## DIRECTION
Write out the data below exactly as given, without any of its pictures.

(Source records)
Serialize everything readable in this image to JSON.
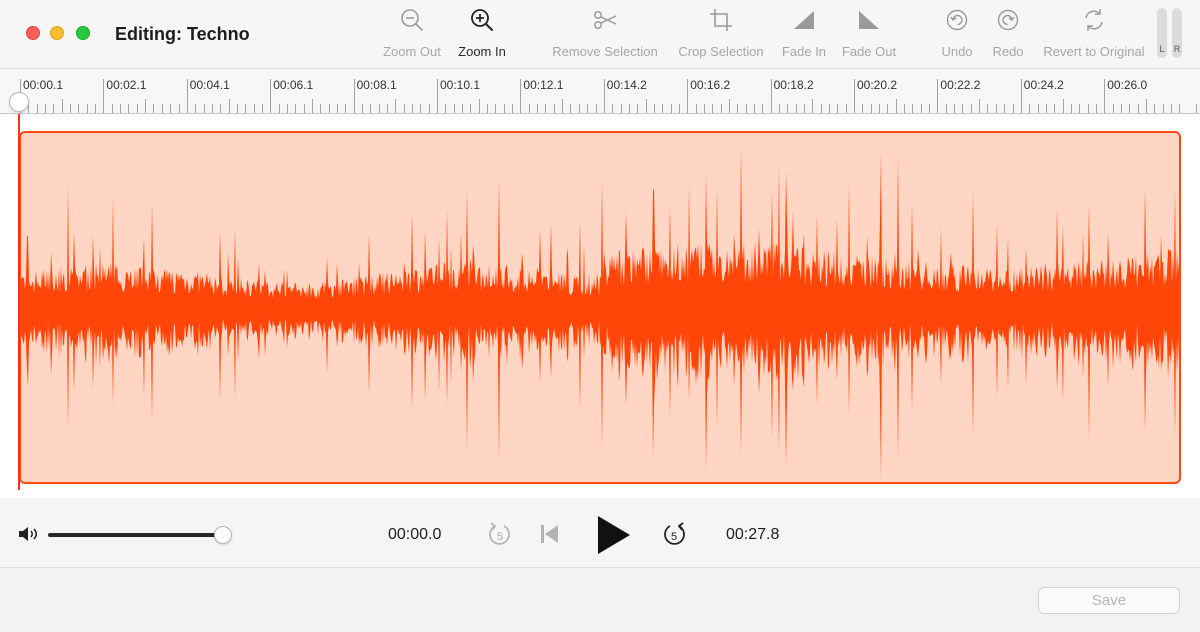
{
  "window": {
    "title": "Editing: Techno"
  },
  "toolbar": {
    "zoom_out": "Zoom Out",
    "zoom_in": "Zoom In",
    "remove_selection": "Remove Selection",
    "crop_selection": "Crop Selection",
    "fade_in": "Fade In",
    "fade_out": "Fade Out",
    "undo": "Undo",
    "redo": "Redo",
    "revert": "Revert to Original",
    "meter_left": "L",
    "meter_right": "R"
  },
  "ruler": {
    "labels": [
      "00:00.1",
      "00:02.1",
      "00:04.1",
      "00:06.1",
      "00:08.1",
      "00:10.1",
      "00:12.1",
      "00:14.2",
      "00:16.2",
      "00:18.2",
      "00:20.2",
      "00:22.2",
      "00:24.2",
      "00:26.0"
    ]
  },
  "waveform": {
    "color": "#ff4508",
    "selection_fill": "#ffd5c4",
    "selection_border": "#ff4a14"
  },
  "playback": {
    "current_time": "00:00.0",
    "duration": "00:27.8",
    "skip_back_seconds": "5",
    "skip_forward_seconds": "5",
    "volume_fraction": 0.97
  },
  "footer": {
    "save_label": "Save"
  }
}
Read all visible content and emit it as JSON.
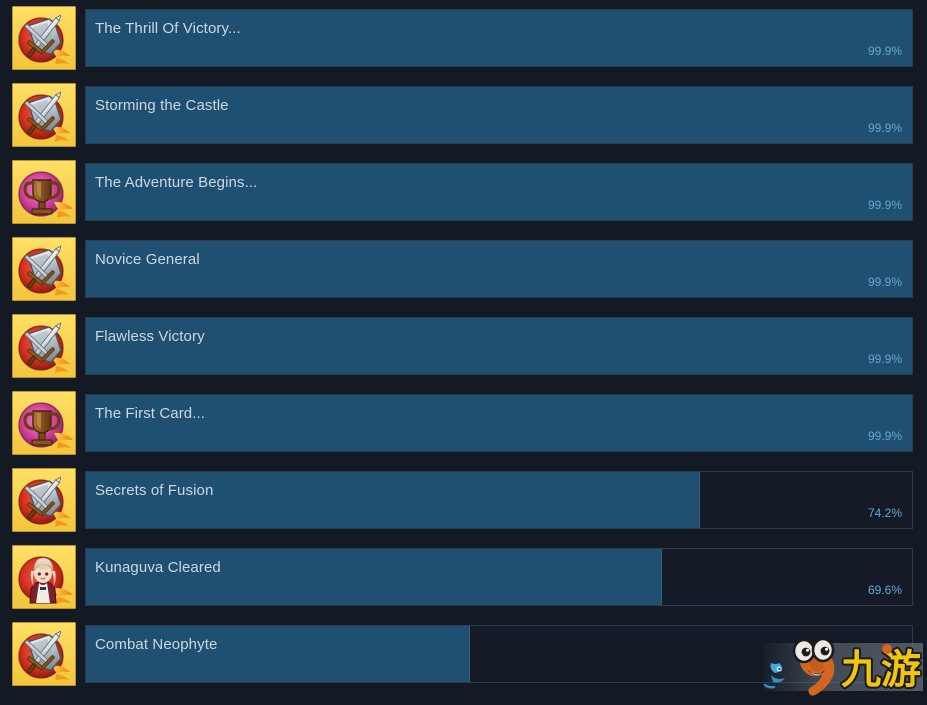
{
  "page": {
    "background_color": "#141a24",
    "bar_track_color": "#151b26",
    "bar_fill_color": "#1f5072",
    "bar_border_color": "#2b3a4c",
    "name_text_color": "#ccd7e0",
    "percent_text_color": "#66a6d0"
  },
  "achievements": [
    {
      "name": "The Thrill Of Victory...",
      "percent_label": "99.9%",
      "percent_value": 99.9,
      "icon": "sword-shield-icon",
      "icon_style": "sword"
    },
    {
      "name": "Storming the Castle",
      "percent_label": "99.9%",
      "percent_value": 99.9,
      "icon": "sword-shield-icon",
      "icon_style": "sword"
    },
    {
      "name": "The Adventure Begins...",
      "percent_label": "99.9%",
      "percent_value": 99.9,
      "icon": "trophy-cup-icon",
      "icon_style": "trophy"
    },
    {
      "name": "Novice General",
      "percent_label": "99.9%",
      "percent_value": 99.9,
      "icon": "sword-shield-icon",
      "icon_style": "sword"
    },
    {
      "name": "Flawless Victory",
      "percent_label": "99.9%",
      "percent_value": 99.9,
      "icon": "sword-shield-icon",
      "icon_style": "sword"
    },
    {
      "name": "The First Card...",
      "percent_label": "99.9%",
      "percent_value": 99.9,
      "icon": "trophy-cup-icon",
      "icon_style": "trophy"
    },
    {
      "name": "Secrets of Fusion",
      "percent_label": "74.2%",
      "percent_value": 74.2,
      "icon": "sword-shield-icon",
      "icon_style": "sword"
    },
    {
      "name": "Kunaguva Cleared",
      "percent_label": "69.6%",
      "percent_value": 69.6,
      "icon": "anime-character-icon",
      "icon_style": "character"
    },
    {
      "name": "Combat Neophyte",
      "percent_label": "",
      "percent_value": 46.4,
      "icon": "sword-shield-icon",
      "icon_style": "sword"
    }
  ],
  "watermark": {
    "text": "九游",
    "mascot_color": "#d2661f",
    "text_color": "#f2c60d"
  }
}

## ANSWER TO THIS EXERCISE
Serialize everything readable in this image to JSON.
{
  "window": {
    "title": "Editing: Techno"
  },
  "toolbar": {
    "zoom_out": "Zoom Out",
    "zoom_in": "Zoom In",
    "remove_selection": "Remove Selection",
    "crop_selection": "Crop Selection",
    "fade_in": "Fade In",
    "fade_out": "Fade Out",
    "undo": "Undo",
    "redo": "Redo",
    "revert": "Revert to Original",
    "meter_left": "L",
    "meter_right": "R"
  },
  "ruler": {
    "labels": [
      "00:00.1",
      "00:02.1",
      "00:04.1",
      "00:06.1",
      "00:08.1",
      "00:10.1",
      "00:12.1",
      "00:14.2",
      "00:16.2",
      "00:18.2",
      "00:20.2",
      "00:22.2",
      "00:24.2",
      "00:26.0"
    ]
  },
  "waveform": {
    "color": "#ff4508",
    "selection_fill": "#ffd5c4",
    "selection_border": "#ff4a14"
  },
  "playback": {
    "current_time": "00:00.0",
    "duration": "00:27.8",
    "skip_back_seconds": "5",
    "skip_forward_seconds": "5",
    "volume_fraction": 0.97
  },
  "footer": {
    "save_label": "Save"
  }
}
Read all visible content and emit it as JSON.
{
  "page": {
    "background_color": "#141a24",
    "bar_track_color": "#151b26",
    "bar_fill_color": "#1f5072",
    "bar_border_color": "#2b3a4c",
    "name_text_color": "#ccd7e0",
    "percent_text_color": "#66a6d0"
  },
  "achievements": [
    {
      "name": "The Thrill Of Victory...",
      "percent_label": "99.9%",
      "percent_value": 99.9,
      "icon": "sword-shield-icon",
      "icon_style": "sword"
    },
    {
      "name": "Storming the Castle",
      "percent_label": "99.9%",
      "percent_value": 99.9,
      "icon": "sword-shield-icon",
      "icon_style": "sword"
    },
    {
      "name": "The Adventure Begins...",
      "percent_label": "99.9%",
      "percent_value": 99.9,
      "icon": "trophy-cup-icon",
      "icon_style": "trophy"
    },
    {
      "name": "Novice General",
      "percent_label": "99.9%",
      "percent_value": 99.9,
      "icon": "sword-shield-icon",
      "icon_style": "sword"
    },
    {
      "name": "Flawless Victory",
      "percent_label": "99.9%",
      "percent_value": 99.9,
      "icon": "sword-shield-icon",
      "icon_style": "sword"
    },
    {
      "name": "The First Card...",
      "percent_label": "99.9%",
      "percent_value": 99.9,
      "icon": "trophy-cup-icon",
      "icon_style": "trophy"
    },
    {
      "name": "Secrets of Fusion",
      "percent_label": "74.2%",
      "percent_value": 74.2,
      "icon": "sword-shield-icon",
      "icon_style": "sword"
    },
    {
      "name": "Kunaguva Cleared",
      "percent_label": "69.6%",
      "percent_value": 69.6,
      "icon": "anime-character-icon",
      "icon_style": "character"
    },
    {
      "name": "Combat Neophyte",
      "percent_label": "",
      "percent_value": 46.4,
      "icon": "sword-shield-icon",
      "icon_style": "sword"
    }
  ],
  "watermark": {
    "text": "九游",
    "mascot_color": "#d2661f",
    "text_color": "#f2c60d"
  }
}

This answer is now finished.